##### Materials provided #####

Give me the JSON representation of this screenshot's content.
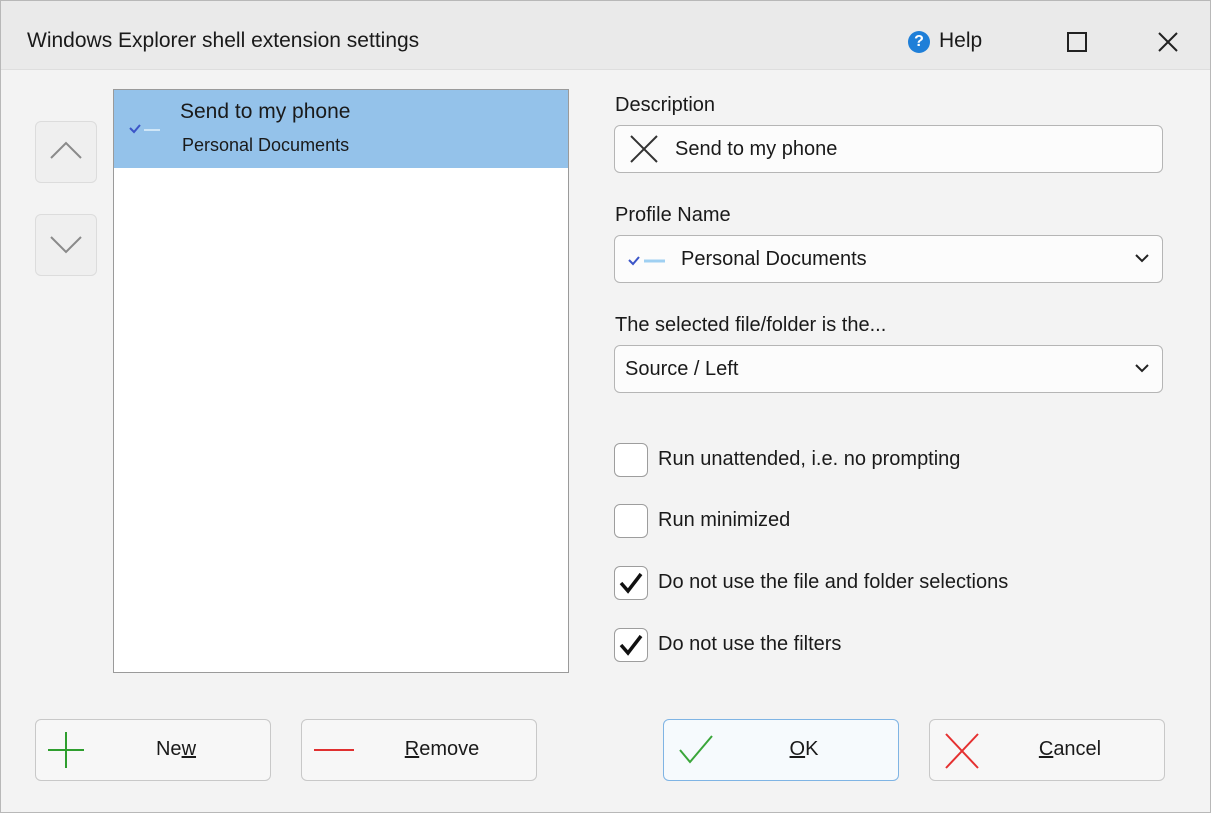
{
  "window": {
    "title": "Windows Explorer shell extension settings",
    "help_label": "Help"
  },
  "list": {
    "items": [
      {
        "title": "Send to my phone",
        "subtitle": "Personal Documents",
        "selected": true
      }
    ]
  },
  "form": {
    "description_label": "Description",
    "description_value": "Send to my phone",
    "profile_label": "Profile Name",
    "profile_value": "Personal Documents",
    "selection_label": "The selected file/folder is the...",
    "selection_value": "Source / Left",
    "checkboxes": [
      {
        "label": "Run unattended, i.e. no prompting",
        "checked": false
      },
      {
        "label": "Run minimized",
        "checked": false
      },
      {
        "label": "Do not use the file and folder selections",
        "checked": true
      },
      {
        "label": "Do not use the filters",
        "checked": true
      }
    ]
  },
  "buttons": {
    "new": {
      "pre": "Ne",
      "accel": "w",
      "post": ""
    },
    "remove": {
      "pre": "",
      "accel": "R",
      "post": "emove"
    },
    "ok": {
      "pre": "",
      "accel": "O",
      "post": "K"
    },
    "cancel": {
      "pre": "",
      "accel": "C",
      "post": "ancel"
    }
  },
  "colors": {
    "selection": "#94c2ea",
    "accent": "#1f7fd8",
    "add_green": "#2e9e2e",
    "remove_red": "#e03030",
    "cancel_red": "#e53030",
    "ok_green": "#3aa63a"
  },
  "icons": [
    "help-icon",
    "maximize-icon",
    "close-icon",
    "chevron-up-icon",
    "chevron-down-icon",
    "profile-check-icon",
    "clear-icon",
    "checkmark-icon",
    "plus-icon",
    "minus-icon",
    "ok-check-icon",
    "cancel-x-icon"
  ]
}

#####

:: Task instructions ::
Every line above that contains the word "phone" should be reported.

:: Expected output ::
        "title": "Send to my phone",
    "description_value": "Send to my phone",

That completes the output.